── DATA FOR THIS TASK

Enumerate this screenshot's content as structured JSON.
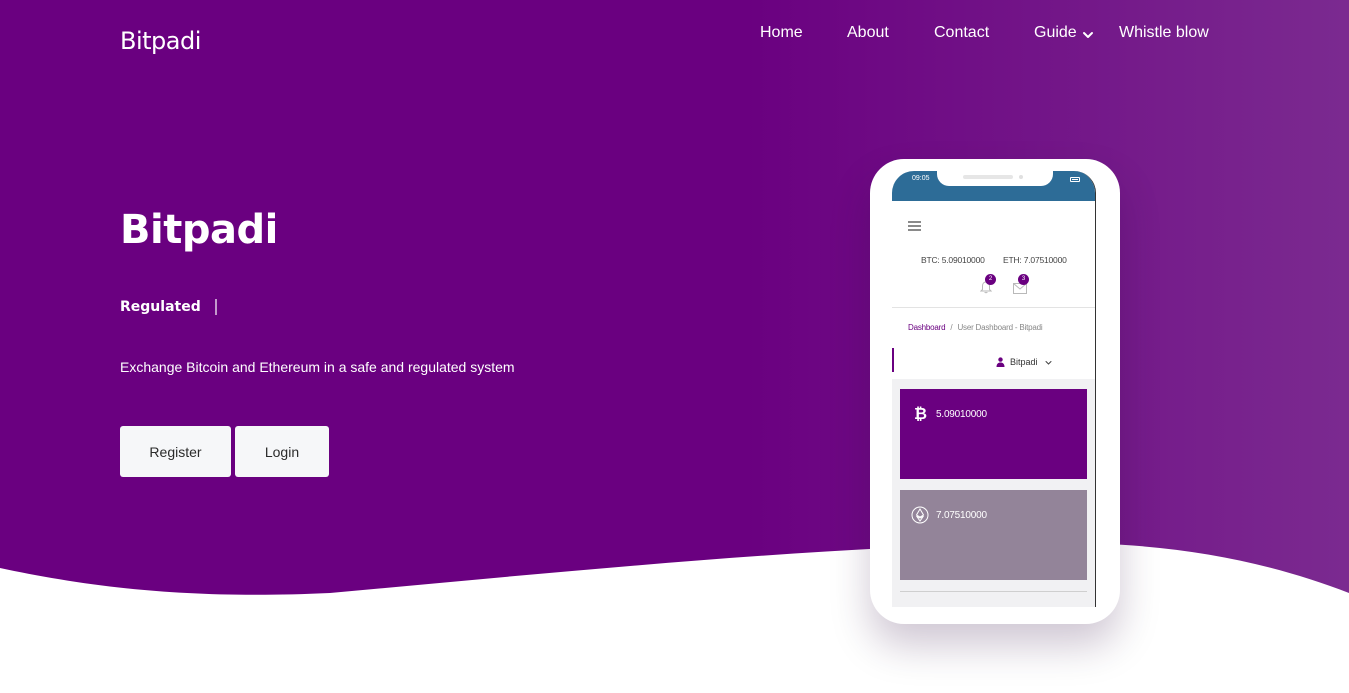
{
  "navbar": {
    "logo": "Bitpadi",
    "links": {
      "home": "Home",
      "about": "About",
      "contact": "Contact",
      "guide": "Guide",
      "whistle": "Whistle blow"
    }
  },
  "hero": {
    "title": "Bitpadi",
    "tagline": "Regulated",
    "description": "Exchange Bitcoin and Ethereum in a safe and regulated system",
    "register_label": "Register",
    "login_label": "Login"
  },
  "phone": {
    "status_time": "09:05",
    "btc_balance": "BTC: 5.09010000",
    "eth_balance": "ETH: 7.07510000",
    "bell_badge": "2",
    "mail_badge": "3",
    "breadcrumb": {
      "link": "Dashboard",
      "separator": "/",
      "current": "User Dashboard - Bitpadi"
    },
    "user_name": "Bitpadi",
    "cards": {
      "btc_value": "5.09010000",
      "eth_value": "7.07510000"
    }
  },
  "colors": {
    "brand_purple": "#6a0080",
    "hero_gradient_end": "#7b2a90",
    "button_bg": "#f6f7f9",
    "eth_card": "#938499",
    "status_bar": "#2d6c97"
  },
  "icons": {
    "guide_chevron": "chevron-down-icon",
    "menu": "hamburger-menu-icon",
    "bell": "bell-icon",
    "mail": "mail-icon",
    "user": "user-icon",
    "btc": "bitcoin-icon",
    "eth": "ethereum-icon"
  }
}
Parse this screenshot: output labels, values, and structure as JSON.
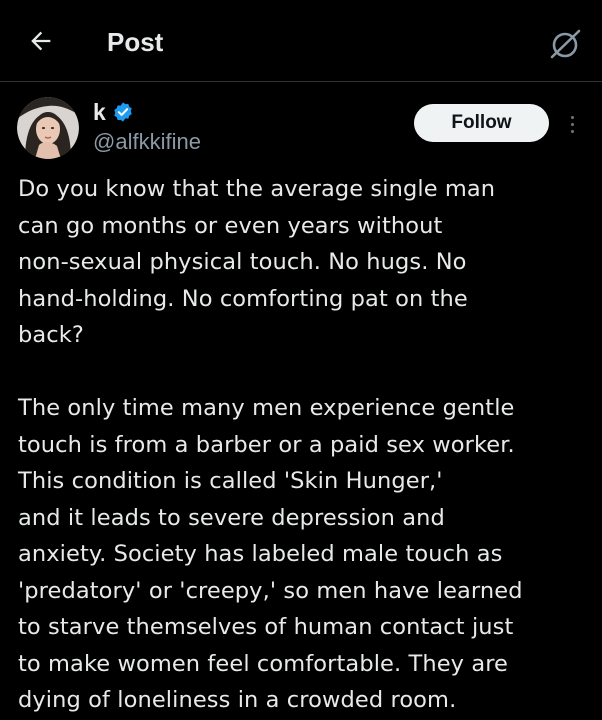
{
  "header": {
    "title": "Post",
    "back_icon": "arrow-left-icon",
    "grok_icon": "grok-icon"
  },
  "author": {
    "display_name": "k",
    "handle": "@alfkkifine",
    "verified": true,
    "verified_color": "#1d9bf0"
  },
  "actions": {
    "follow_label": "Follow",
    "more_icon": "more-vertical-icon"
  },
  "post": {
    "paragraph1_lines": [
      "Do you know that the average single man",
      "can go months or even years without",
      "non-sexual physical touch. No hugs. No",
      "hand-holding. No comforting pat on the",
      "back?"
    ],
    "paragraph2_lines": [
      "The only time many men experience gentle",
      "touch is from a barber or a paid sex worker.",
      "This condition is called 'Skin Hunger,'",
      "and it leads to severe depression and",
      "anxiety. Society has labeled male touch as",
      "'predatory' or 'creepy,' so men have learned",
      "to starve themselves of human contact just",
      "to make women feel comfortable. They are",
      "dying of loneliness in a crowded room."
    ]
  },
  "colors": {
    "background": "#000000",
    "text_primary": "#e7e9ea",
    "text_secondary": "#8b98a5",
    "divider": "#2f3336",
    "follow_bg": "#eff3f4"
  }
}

────

* **TASK INSTRUCTIONS**: Leave out the pictures and give the rest of the records again exactly.

* **FINISHED TASK**:
Enumerate this screenshot's content as structured JSON.
{
  "navbar": {
    "logo": "Bitpadi",
    "links": {
      "home": "Home",
      "about": "About",
      "contact": "Contact",
      "guide": "Guide",
      "whistle": "Whistle blow"
    }
  },
  "hero": {
    "title": "Bitpadi",
    "tagline": "Regulated",
    "description": "Exchange Bitcoin and Ethereum in a safe and regulated system",
    "register_label": "Register",
    "login_label": "Login"
  },
  "phone": {
    "status_time": "09:05",
    "btc_balance": "BTC: 5.09010000",
    "eth_balance": "ETH: 7.07510000",
    "bell_badge": "2",
    "mail_badge": "3",
    "breadcrumb": {
      "link": "Dashboard",
      "separator": "/",
      "current": "User Dashboard - Bitpadi"
    },
    "user_name": "Bitpadi",
    "cards": {
      "btc_value": "5.09010000",
      "eth_value": "7.07510000"
    }
  },
  "colors": {
    "brand_purple": "#6a0080",
    "hero_gradient_end": "#7b2a90",
    "button_bg": "#f6f7f9",
    "eth_card": "#938499",
    "status_bar": "#2d6c97"
  },
  "icons": {
    "guide_chevron": "chevron-down-icon",
    "menu": "hamburger-menu-icon",
    "bell": "bell-icon",
    "mail": "mail-icon",
    "user": "user-icon",
    "btc": "bitcoin-icon",
    "eth": "ethereum-icon"
  }
}
Parse this screenshot: output labels, values, and structure as JSON.
{
  "header": {
    "title": "Post",
    "back_icon": "arrow-left-icon",
    "grok_icon": "grok-icon"
  },
  "author": {
    "display_name": "k",
    "handle": "@alfkkifine",
    "verified": true,
    "verified_color": "#1d9bf0"
  },
  "actions": {
    "follow_label": "Follow",
    "more_icon": "more-vertical-icon"
  },
  "post": {
    "paragraph1_lines": [
      "Do you know that the average single man",
      "can go months or even years without",
      "non-sexual physical touch. No hugs. No",
      "hand-holding. No comforting pat on the",
      "back?"
    ],
    "paragraph2_lines": [
      "The only time many men experience gentle",
      "touch is from a barber or a paid sex worker.",
      "This condition is called 'Skin Hunger,'",
      "and it leads to severe depression and",
      "anxiety. Society has labeled male touch as",
      "'predatory' or 'creepy,' so men have learned",
      "to starve themselves of human contact just",
      "to make women feel comfortable. They are",
      "dying of loneliness in a crowded room."
    ]
  },
  "colors": {
    "background": "#000000",
    "text_primary": "#e7e9ea",
    "text_secondary": "#8b98a5",
    "divider": "#2f3336",
    "follow_bg": "#eff3f4"
  }
}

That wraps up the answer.